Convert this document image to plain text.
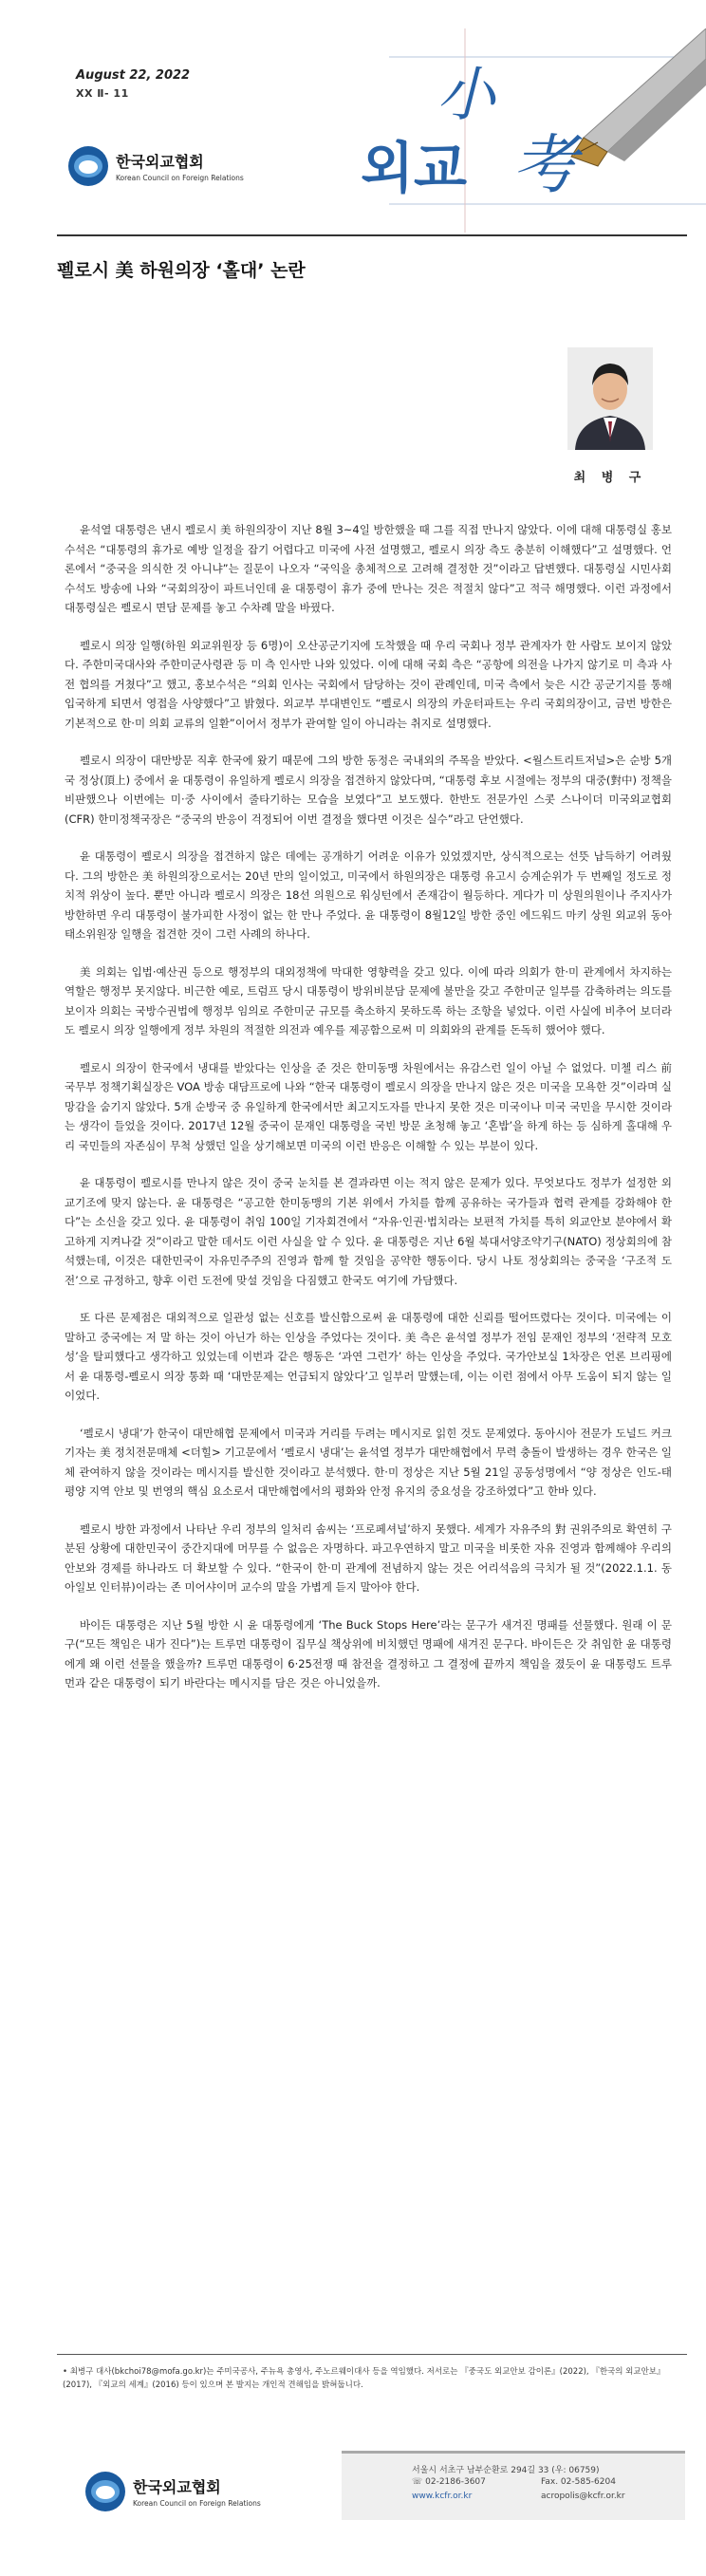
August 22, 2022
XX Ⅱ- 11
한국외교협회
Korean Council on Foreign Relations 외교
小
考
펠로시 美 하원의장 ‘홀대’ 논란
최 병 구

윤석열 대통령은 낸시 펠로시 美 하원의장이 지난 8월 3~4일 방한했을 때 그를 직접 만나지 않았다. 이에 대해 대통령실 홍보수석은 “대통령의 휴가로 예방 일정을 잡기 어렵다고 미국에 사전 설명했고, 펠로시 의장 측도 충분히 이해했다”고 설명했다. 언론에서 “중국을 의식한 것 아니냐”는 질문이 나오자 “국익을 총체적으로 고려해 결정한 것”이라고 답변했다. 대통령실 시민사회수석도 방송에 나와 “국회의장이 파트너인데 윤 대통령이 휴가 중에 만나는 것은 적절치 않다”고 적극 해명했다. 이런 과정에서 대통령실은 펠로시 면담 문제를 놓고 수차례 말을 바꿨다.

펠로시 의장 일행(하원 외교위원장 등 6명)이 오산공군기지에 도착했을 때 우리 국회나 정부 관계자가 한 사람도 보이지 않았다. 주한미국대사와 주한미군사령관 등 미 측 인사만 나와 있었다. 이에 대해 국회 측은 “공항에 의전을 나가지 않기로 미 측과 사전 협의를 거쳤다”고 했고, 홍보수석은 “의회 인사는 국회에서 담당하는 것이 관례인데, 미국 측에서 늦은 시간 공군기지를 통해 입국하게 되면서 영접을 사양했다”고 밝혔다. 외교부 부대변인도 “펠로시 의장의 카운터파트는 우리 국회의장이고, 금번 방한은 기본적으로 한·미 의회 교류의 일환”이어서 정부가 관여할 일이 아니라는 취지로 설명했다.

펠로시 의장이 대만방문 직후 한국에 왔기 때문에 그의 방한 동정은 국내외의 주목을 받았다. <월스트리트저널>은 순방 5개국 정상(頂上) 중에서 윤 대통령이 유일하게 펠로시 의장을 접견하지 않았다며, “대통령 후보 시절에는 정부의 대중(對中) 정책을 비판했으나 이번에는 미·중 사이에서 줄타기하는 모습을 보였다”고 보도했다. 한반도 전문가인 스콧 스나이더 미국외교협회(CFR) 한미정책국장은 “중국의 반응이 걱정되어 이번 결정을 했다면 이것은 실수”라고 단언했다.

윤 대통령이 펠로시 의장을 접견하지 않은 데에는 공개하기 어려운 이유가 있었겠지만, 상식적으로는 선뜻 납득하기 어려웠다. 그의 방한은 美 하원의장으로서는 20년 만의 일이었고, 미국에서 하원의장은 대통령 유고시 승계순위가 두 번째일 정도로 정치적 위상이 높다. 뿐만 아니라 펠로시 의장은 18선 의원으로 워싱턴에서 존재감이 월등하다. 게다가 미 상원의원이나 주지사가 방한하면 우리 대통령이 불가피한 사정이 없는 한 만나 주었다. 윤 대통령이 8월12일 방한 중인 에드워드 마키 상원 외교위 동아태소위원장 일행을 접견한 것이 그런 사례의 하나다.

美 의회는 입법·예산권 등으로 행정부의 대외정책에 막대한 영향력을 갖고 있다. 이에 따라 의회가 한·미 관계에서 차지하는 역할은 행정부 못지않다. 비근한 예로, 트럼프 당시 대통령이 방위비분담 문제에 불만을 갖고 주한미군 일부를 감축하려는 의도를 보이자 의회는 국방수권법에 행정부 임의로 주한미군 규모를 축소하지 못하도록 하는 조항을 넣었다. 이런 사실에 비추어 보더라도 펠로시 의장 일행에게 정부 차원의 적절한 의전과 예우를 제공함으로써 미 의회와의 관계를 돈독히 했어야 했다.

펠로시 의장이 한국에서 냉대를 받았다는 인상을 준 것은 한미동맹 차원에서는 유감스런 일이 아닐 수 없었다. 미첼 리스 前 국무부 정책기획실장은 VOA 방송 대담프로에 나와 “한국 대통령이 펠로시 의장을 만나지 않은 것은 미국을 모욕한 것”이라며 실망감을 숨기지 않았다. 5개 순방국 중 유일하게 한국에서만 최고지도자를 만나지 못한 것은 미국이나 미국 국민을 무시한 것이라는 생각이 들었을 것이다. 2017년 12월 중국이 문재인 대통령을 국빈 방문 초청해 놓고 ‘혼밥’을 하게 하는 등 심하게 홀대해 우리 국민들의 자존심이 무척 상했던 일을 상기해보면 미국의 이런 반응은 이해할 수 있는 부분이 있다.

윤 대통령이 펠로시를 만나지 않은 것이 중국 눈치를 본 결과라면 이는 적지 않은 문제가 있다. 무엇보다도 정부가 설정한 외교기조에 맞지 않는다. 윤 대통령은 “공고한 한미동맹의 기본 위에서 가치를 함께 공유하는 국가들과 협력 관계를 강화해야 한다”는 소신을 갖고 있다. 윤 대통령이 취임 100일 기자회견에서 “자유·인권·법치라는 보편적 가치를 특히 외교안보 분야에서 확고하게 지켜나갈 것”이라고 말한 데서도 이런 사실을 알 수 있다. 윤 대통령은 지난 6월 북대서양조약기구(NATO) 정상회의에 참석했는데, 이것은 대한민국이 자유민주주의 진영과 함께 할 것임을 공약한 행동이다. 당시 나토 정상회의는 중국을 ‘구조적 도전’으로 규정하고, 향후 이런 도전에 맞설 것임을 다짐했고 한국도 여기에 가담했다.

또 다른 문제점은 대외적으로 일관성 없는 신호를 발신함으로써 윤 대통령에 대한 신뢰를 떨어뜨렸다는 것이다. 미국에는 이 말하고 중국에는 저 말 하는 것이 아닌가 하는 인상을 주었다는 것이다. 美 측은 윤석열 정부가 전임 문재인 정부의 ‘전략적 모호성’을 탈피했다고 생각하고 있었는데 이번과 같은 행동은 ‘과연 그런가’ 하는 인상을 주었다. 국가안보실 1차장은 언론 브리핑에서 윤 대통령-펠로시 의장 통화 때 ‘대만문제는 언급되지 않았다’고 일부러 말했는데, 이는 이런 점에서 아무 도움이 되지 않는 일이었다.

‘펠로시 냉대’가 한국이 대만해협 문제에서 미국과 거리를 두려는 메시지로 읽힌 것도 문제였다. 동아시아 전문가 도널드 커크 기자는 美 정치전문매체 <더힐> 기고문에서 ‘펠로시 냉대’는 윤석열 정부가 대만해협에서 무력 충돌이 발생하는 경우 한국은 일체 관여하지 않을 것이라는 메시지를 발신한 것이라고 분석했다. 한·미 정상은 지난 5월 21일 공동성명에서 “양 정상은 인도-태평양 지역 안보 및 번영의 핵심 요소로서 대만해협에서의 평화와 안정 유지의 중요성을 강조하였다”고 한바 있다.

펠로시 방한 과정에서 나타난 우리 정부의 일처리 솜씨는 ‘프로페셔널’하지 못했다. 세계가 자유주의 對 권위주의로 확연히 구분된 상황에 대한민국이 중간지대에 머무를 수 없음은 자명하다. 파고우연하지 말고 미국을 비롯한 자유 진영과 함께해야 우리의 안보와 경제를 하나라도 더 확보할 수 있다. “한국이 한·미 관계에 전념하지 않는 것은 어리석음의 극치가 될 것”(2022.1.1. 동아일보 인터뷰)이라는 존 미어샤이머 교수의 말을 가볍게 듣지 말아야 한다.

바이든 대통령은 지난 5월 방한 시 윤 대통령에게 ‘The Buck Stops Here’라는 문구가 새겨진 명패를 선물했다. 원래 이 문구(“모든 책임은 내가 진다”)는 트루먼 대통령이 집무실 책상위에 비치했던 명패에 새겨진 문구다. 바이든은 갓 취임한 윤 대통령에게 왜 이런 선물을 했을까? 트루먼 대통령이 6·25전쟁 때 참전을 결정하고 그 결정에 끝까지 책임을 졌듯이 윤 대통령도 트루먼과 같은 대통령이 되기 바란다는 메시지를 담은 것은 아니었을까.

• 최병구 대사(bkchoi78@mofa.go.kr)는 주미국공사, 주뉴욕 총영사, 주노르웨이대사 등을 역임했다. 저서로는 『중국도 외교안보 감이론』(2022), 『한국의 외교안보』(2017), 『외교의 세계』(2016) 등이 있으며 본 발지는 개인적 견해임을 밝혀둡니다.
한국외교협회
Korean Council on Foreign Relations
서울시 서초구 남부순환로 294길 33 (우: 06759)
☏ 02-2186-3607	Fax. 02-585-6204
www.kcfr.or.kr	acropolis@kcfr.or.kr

> **Goal**
Some lines of the data may hold the word "Korean". Say how many do, with nothing else.

> **Result of the exercise**
2